• The exercise:
Would you write out the listing verbatim and skip every picture in it?
--- --- ---
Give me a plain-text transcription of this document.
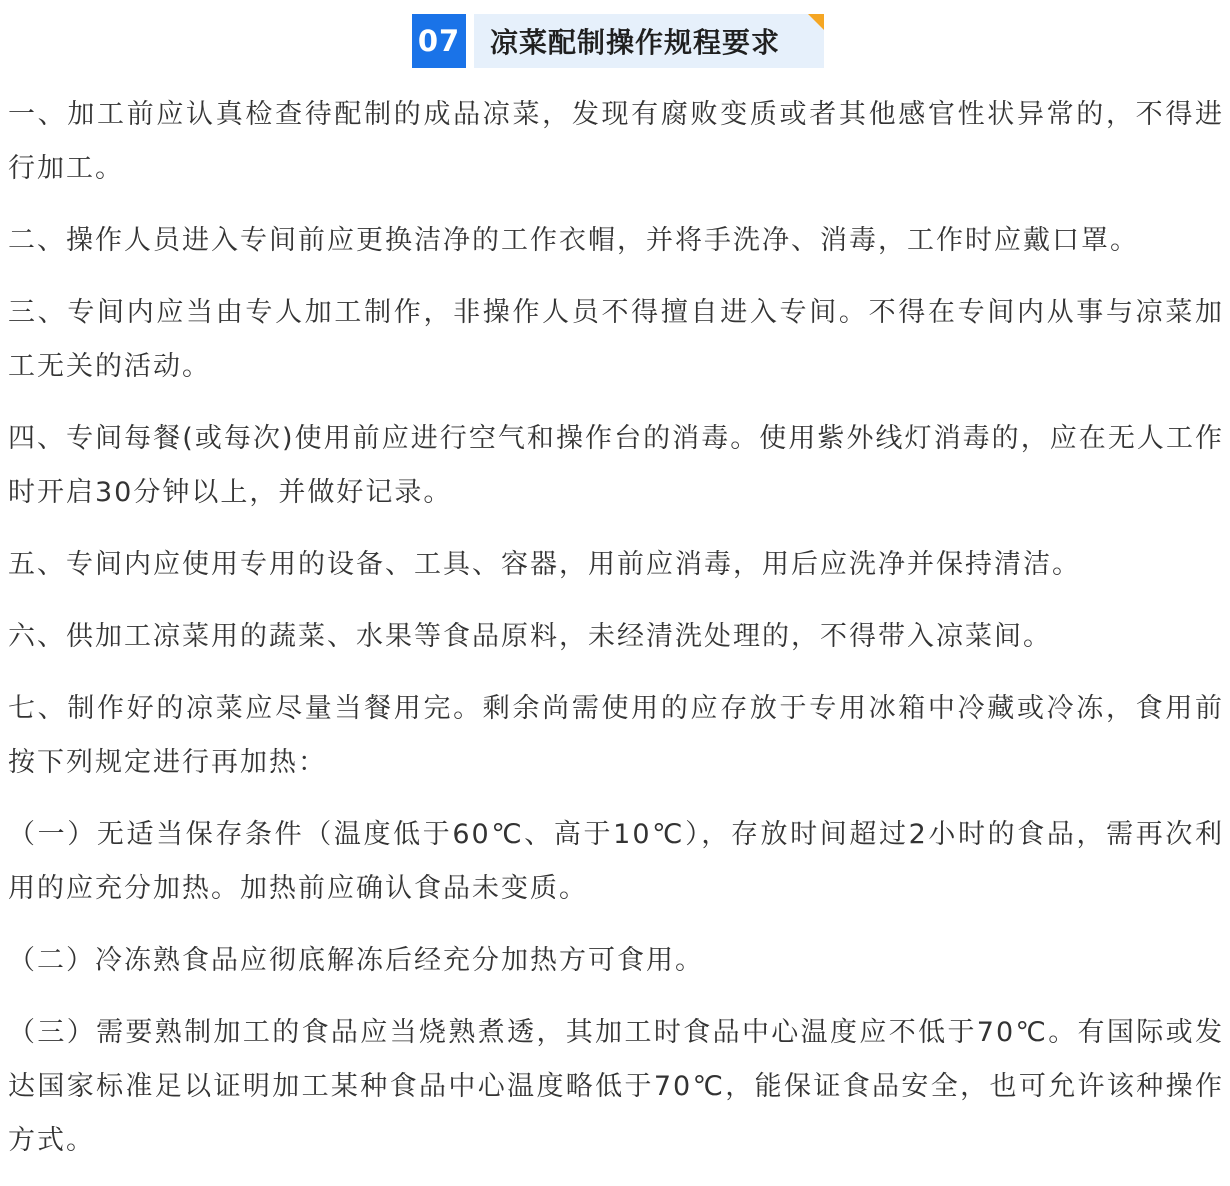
07 凉菜配制操作规程要求

一、加工前应认真检查待配制的成品凉菜，发现有腐败变质或者其他感官性状异常的，不得进行加工。

二、操作人员进入专间前应更换洁净的工作衣帽，并将手洗净、消毒，工作时应戴口罩。

三、专间内应当由专人加工制作，非操作人员不得擅自进入专间。不得在专间内从事与凉菜加工无关的活动。

四、专间每餐(或每次)使用前应进行空气和操作台的消毒。使用紫外线灯消毒的，应在无人工作时开启30分钟以上，并做好记录。

五、专间内应使用专用的设备、工具、容器，用前应消毒，用后应洗净并保持清洁。

六、供加工凉菜用的蔬菜、水果等食品原料，未经清洗处理的，不得带入凉菜间。

七、制作好的凉菜应尽量当餐用完。剩余尚需使用的应存放于专用冰箱中冷藏或冷冻，食用前按下列规定进行再加热：

（一）无适当保存条件（温度低于60℃、高于10℃），存放时间超过2小时的食品，需再次利用的应充分加热。加热前应确认食品未变质。

（二）冷冻熟食品应彻底解冻后经充分加热方可食用。

（三）需要熟制加工的食品应当烧熟煮透，其加工时食品中心温度应不低于70℃。有国际或发达国家标准足以证明加工某种食品中心温度略低于70℃，能保证食品安全，也可允许该种操作方式。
--- --- ---
• Answer to this task:
Give me a plain-text transcription of this document.
07 凉菜配制操作规程要求

一、加工前应认真检查待配制的成品凉菜，发现有腐败变质或者其他感官性状异常的，不得进行加工。

二、操作人员进入专间前应更换洁净的工作衣帽，并将手洗净、消毒，工作时应戴口罩。

三、专间内应当由专人加工制作，非操作人员不得擅自进入专间。不得在专间内从事与凉菜加工无关的活动。

四、专间每餐(或每次)使用前应进行空气和操作台的消毒。使用紫外线灯消毒的，应在无人工作时开启30分钟以上，并做好记录。

五、专间内应使用专用的设备、工具、容器，用前应消毒，用后应洗净并保持清洁。

六、供加工凉菜用的蔬菜、水果等食品原料，未经清洗处理的，不得带入凉菜间。

七、制作好的凉菜应尽量当餐用完。剩余尚需使用的应存放于专用冰箱中冷藏或冷冻，食用前按下列规定进行再加热：

（一）无适当保存条件（温度低于60℃、高于10℃），存放时间超过2小时的食品，需再次利用的应充分加热。加热前应确认食品未变质。

（二）冷冻熟食品应彻底解冻后经充分加热方可食用。

（三）需要熟制加工的食品应当烧熟煮透，其加工时食品中心温度应不低于70℃。有国际或发达国家标准足以证明加工某种食品中心温度略低于70℃，能保证食品安全，也可允许该种操作方式。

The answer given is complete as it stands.